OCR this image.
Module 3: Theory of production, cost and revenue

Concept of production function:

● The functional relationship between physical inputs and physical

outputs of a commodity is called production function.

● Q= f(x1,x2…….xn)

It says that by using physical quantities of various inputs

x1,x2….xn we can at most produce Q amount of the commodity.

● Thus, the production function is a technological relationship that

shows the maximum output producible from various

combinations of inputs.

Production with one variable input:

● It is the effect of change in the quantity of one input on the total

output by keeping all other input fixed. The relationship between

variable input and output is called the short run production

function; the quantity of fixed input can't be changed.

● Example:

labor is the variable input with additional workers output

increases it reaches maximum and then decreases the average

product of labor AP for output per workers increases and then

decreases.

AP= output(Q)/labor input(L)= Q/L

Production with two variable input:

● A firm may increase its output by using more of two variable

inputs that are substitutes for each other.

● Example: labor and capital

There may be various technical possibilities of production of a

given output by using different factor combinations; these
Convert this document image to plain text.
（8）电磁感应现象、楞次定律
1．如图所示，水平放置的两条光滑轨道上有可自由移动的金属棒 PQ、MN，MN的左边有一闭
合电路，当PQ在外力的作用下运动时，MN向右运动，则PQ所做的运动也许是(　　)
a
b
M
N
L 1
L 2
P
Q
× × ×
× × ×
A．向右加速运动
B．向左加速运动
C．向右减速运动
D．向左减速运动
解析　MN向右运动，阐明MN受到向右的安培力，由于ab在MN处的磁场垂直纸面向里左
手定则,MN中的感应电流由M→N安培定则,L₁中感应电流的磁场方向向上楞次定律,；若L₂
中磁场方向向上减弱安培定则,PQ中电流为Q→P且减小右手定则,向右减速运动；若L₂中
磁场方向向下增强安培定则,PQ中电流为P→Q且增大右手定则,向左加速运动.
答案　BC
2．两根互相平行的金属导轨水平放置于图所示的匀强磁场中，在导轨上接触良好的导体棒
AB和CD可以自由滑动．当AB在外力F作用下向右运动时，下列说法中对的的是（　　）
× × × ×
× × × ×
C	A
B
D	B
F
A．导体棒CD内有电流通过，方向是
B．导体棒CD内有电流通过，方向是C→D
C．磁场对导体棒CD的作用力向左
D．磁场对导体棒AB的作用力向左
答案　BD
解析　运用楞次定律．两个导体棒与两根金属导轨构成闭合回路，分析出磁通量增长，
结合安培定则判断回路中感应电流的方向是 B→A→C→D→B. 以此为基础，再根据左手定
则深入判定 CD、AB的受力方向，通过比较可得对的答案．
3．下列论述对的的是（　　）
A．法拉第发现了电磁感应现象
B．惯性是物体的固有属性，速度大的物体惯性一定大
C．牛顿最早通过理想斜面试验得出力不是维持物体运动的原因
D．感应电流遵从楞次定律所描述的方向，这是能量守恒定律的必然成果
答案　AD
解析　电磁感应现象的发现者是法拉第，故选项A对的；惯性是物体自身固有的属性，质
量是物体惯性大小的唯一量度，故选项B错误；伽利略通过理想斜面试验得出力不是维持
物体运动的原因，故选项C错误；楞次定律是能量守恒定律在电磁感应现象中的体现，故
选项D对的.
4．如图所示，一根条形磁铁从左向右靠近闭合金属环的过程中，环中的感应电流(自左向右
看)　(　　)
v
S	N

☆ ☆ ☆ ☆ ☆ ☆ ☆

• **Aim**
Write every entry out again exactly.

• **Written answer**
OCR this image.
Module 3: Theory of production, cost and revenue

Concept of production function:

● The functional relationship between physical inputs and physical

outputs of a commodity is called production function.

● Q= f(x1,x2…….xn)

It says that by using physical quantities of various inputs

x1,x2….xn we can at most produce Q amount of the commodity.

● Thus, the production function is a technological relationship that

shows the maximum output producible from various

combinations of inputs.

Production with one variable input:

● It is the effect of change in the quantity of one input on the total

output by keeping all other input fixed. The relationship between

variable input and output is called the short run production

function; the quantity of fixed input can't be changed.

● Example:

labor is the variable input with additional workers output

increases it reaches maximum and then decreases the average

product of labor AP for output per workers increases and then

decreases.

AP= output(Q)/labor input(L)= Q/L

Production with two variable input:

● A firm may increase its output by using more of two variable

inputs that are substitutes for each other.

● Example: labor and capital

There may be various technical possibilities of production of a

given output by using different factor combinations; these
Convert this document image to plain text.
（8）电磁感应现象、楞次定律
1．如图所示，水平放置的两条光滑轨道上有可自由移动的金属棒 PQ、MN，MN的左边有一闭
合电路，当PQ在外力的作用下运动时，MN向右运动，则PQ所做的运动也许是(　　)
a
b
M
N
L 1
L 2
P
Q
× × ×
× × ×
A．向右加速运动
B．向左加速运动
C．向右减速运动
D．向左减速运动
解析　MN向右运动，阐明MN受到向右的安培力，由于ab在MN处的磁场垂直纸面向里左
手定则,MN中的感应电流由M→N安培定则,L₁中感应电流的磁场方向向上楞次定律,；若L₂
中磁场方向向上减弱安培定则,PQ中电流为Q→P且减小右手定则,向右减速运动；若L₂中
磁场方向向下增强安培定则,PQ中电流为P→Q且增大右手定则,向左加速运动.
答案　BC
2．两根互相平行的金属导轨水平放置于图所示的匀强磁场中，在导轨上接触良好的导体棒
AB和CD可以自由滑动．当AB在外力F作用下向右运动时，下列说法中对的的是（　　）
× × × ×
× × × ×
C	A
B
D	B
F
A．导体棒CD内有电流通过，方向是
B．导体棒CD内有电流通过，方向是C→D
C．磁场对导体棒CD的作用力向左
D．磁场对导体棒AB的作用力向左
答案　BD
解析　运用楞次定律．两个导体棒与两根金属导轨构成闭合回路，分析出磁通量增长，
结合安培定则判断回路中感应电流的方向是 B→A→C→D→B. 以此为基础，再根据左手定
则深入判定 CD、AB的受力方向，通过比较可得对的答案．
3．下列论述对的的是（　　）
A．法拉第发现了电磁感应现象
B．惯性是物体的固有属性，速度大的物体惯性一定大
C．牛顿最早通过理想斜面试验得出力不是维持物体运动的原因
D．感应电流遵从楞次定律所描述的方向，这是能量守恒定律的必然成果
答案　AD
解析　电磁感应现象的发现者是法拉第，故选项A对的；惯性是物体自身固有的属性，质
量是物体惯性大小的唯一量度，故选项B错误；伽利略通过理想斜面试验得出力不是维持
物体运动的原因，故选项C错误；楞次定律是能量守恒定律在电磁感应现象中的体现，故
选项D对的.
4．如图所示，一根条形磁铁从左向右靠近闭合金属环的过程中，环中的感应电流(自左向右
看)　(　　)
v
S	N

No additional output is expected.